## Exercise
Skip all pictures, then print the remaining material exactly.

═══ Supplied entries

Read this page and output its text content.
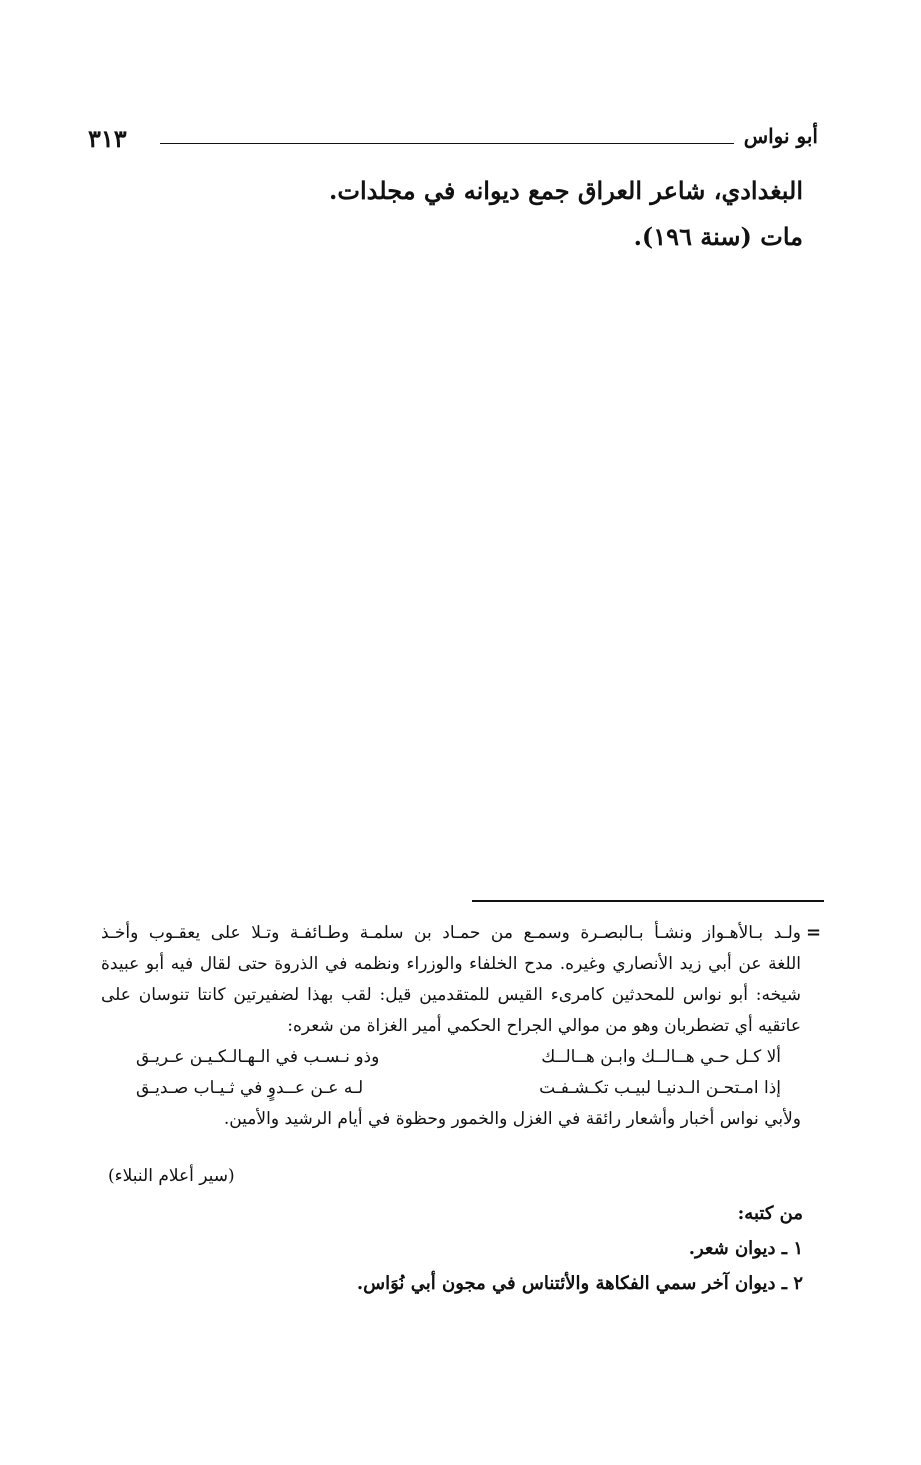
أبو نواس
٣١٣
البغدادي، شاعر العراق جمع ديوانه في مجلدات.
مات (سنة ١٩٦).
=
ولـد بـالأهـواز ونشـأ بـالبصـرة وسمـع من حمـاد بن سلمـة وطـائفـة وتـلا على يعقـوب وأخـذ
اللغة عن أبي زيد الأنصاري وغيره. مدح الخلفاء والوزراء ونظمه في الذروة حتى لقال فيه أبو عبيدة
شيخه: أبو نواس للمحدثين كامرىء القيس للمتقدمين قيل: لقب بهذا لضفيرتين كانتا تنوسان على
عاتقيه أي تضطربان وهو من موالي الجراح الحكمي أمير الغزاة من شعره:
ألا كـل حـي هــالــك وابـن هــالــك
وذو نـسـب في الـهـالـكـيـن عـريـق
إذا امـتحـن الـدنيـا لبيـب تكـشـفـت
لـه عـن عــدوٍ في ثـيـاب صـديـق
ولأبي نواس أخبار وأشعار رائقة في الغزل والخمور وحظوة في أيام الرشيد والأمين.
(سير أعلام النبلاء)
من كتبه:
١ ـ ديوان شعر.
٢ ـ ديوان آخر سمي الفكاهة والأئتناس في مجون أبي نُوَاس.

══════

## Complete answer
Read this page and output its text content.
أبو نواس
٣١٣
البغدادي، شاعر العراق جمع ديوانه في مجلدات.
مات (سنة ١٩٦).
=
ولـد بـالأهـواز ونشـأ بـالبصـرة وسمـع من حمـاد بن سلمـة وطـائفـة وتـلا على يعقـوب وأخـذ
اللغة عن أبي زيد الأنصاري وغيره. مدح الخلفاء والوزراء ونظمه في الذروة حتى لقال فيه أبو عبيدة
شيخه: أبو نواس للمحدثين كامرىء القيس للمتقدمين قيل: لقب بهذا لضفيرتين كانتا تنوسان على
عاتقيه أي تضطربان وهو من موالي الجراح الحكمي أمير الغزاة من شعره:
ألا كـل حـي هــالــك وابـن هــالــك
وذو نـسـب في الـهـالـكـيـن عـريـق
إذا امـتحـن الـدنيـا لبيـب تكـشـفـت
لـه عـن عــدوٍ في ثـيـاب صـديـق
ولأبي نواس أخبار وأشعار رائقة في الغزل والخمور وحظوة في أيام الرشيد والأمين.
(سير أعلام النبلاء)
من كتبه:
١ ـ ديوان شعر.
٢ ـ ديوان آخر سمي الفكاهة والأئتناس في مجون أبي نُوَاس.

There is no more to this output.